What this task involves
Output every record word for word.

[Dataset items]

-*-*-

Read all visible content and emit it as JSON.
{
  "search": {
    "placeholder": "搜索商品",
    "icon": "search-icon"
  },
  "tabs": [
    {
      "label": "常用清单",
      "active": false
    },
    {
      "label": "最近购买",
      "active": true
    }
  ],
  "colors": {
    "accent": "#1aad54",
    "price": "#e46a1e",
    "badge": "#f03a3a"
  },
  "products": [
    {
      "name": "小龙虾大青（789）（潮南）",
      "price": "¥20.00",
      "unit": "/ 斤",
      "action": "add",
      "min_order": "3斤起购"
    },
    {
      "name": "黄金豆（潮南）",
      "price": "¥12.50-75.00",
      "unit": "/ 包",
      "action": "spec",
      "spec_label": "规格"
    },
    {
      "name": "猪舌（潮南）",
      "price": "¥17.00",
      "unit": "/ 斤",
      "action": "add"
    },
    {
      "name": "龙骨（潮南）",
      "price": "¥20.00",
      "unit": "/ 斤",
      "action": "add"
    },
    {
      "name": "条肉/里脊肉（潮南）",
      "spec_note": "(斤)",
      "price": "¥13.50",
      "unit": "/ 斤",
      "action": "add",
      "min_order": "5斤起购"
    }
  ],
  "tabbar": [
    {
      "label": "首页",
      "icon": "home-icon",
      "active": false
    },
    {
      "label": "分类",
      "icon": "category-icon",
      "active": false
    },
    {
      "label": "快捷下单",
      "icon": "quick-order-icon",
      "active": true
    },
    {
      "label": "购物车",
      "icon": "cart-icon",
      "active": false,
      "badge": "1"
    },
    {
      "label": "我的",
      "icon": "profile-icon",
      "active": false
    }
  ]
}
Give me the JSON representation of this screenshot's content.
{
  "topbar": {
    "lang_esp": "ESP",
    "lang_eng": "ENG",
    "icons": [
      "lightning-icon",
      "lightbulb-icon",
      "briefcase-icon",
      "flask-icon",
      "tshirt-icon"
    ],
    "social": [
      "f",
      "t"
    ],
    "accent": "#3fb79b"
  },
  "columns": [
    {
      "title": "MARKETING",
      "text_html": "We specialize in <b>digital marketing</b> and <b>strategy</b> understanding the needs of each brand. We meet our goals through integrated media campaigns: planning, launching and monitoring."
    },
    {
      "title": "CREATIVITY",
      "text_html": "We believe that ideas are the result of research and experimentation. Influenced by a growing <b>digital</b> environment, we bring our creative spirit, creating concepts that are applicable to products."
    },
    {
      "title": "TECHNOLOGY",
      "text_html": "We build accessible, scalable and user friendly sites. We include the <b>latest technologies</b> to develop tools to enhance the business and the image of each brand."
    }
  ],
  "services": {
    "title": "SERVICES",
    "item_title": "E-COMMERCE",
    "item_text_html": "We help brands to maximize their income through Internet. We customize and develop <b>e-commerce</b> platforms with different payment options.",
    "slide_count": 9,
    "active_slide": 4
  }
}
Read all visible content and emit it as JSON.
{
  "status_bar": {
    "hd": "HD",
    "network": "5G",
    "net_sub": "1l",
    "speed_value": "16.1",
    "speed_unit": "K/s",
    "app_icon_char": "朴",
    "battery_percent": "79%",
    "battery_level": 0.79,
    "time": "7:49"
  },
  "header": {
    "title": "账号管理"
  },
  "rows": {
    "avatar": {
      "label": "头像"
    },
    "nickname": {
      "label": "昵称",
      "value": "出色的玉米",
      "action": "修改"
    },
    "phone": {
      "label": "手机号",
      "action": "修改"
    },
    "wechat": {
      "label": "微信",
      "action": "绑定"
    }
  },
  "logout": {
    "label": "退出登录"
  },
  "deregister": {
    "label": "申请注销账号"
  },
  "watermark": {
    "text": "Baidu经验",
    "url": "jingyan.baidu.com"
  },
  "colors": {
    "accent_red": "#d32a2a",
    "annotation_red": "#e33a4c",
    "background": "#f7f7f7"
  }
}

-*-*-

Completed exercise
Read all visible content and emit it as JSON.
{
  "search": {
    "placeholder": "搜索商品",
    "icon": "search-icon"
  },
  "tabs": [
    {
      "label": "常用清单",
      "active": false
    },
    {
      "label": "最近购买",
      "active": true
    }
  ],
  "colors": {
    "accent": "#1aad54",
    "price": "#e46a1e",
    "badge": "#f03a3a"
  },
  "products": [
    {
      "name": "小龙虾大青（789）（潮南）",
      "price": "¥20.00",
      "unit": "/ 斤",
      "action": "add",
      "min_order": "3斤起购"
    },
    {
      "name": "黄金豆（潮南）",
      "price": "¥12.50-75.00",
      "unit": "/ 包",
      "action": "spec",
      "spec_label": "规格"
    },
    {
      "name": "猪舌（潮南）",
      "price": "¥17.00",
      "unit": "/ 斤",
      "action": "add"
    },
    {
      "name": "龙骨（潮南）",
      "price": "¥20.00",
      "unit": "/ 斤",
      "action": "add"
    },
    {
      "name": "条肉/里脊肉（潮南）",
      "spec_note": "(斤)",
      "price": "¥13.50",
      "unit": "/ 斤",
      "action": "add",
      "min_order": "5斤起购"
    }
  ],
  "tabbar": [
    {
      "label": "首页",
      "icon": "home-icon",
      "active": false
    },
    {
      "label": "分类",
      "icon": "category-icon",
      "active": false
    },
    {
      "label": "快捷下单",
      "icon": "quick-order-icon",
      "active": true
    },
    {
      "label": "购物车",
      "icon": "cart-icon",
      "active": false,
      "badge": "1"
    },
    {
      "label": "我的",
      "icon": "profile-icon",
      "active": false
    }
  ]
}
Give me the JSON representation of this screenshot's content.
{
  "topbar": {
    "lang_esp": "ESP",
    "lang_eng": "ENG",
    "icons": [
      "lightning-icon",
      "lightbulb-icon",
      "briefcase-icon",
      "flask-icon",
      "tshirt-icon"
    ],
    "social": [
      "f",
      "t"
    ],
    "accent": "#3fb79b"
  },
  "columns": [
    {
      "title": "MARKETING",
      "text_html": "We specialize in <b>digital marketing</b> and <b>strategy</b> understanding the needs of each brand. We meet our goals through integrated media campaigns: planning, launching and monitoring."
    },
    {
      "title": "CREATIVITY",
      "text_html": "We believe that ideas are the result of research and experimentation. Influenced by a growing <b>digital</b> environment, we bring our creative spirit, creating concepts that are applicable to products."
    },
    {
      "title": "TECHNOLOGY",
      "text_html": "We build accessible, scalable and user friendly sites. We include the <b>latest technologies</b> to develop tools to enhance the business and the image of each brand."
    }
  ],
  "services": {
    "title": "SERVICES",
    "item_title": "E-COMMERCE",
    "item_text_html": "We help brands to maximize their income through Internet. We customize and develop <b>e-commerce</b> platforms with different payment options.",
    "slide_count": 9,
    "active_slide": 4
  }
}
Read all visible content and emit it as JSON.
{
  "status_bar": {
    "hd": "HD",
    "network": "5G",
    "net_sub": "1l",
    "speed_value": "16.1",
    "speed_unit": "K/s",
    "app_icon_char": "朴",
    "battery_percent": "79%",
    "battery_level": 0.79,
    "time": "7:49"
  },
  "header": {
    "title": "账号管理"
  },
  "rows": {
    "avatar": {
      "label": "头像"
    },
    "nickname": {
      "label": "昵称",
      "value": "出色的玉米",
      "action": "修改"
    },
    "phone": {
      "label": "手机号",
      "action": "修改"
    },
    "wechat": {
      "label": "微信",
      "action": "绑定"
    }
  },
  "logout": {
    "label": "退出登录"
  },
  "deregister": {
    "label": "申请注销账号"
  },
  "watermark": {
    "text": "Baidu经验",
    "url": "jingyan.baidu.com"
  },
  "colors": {
    "accent_red": "#d32a2a",
    "annotation_red": "#e33a4c",
    "background": "#f7f7f7"
  }
}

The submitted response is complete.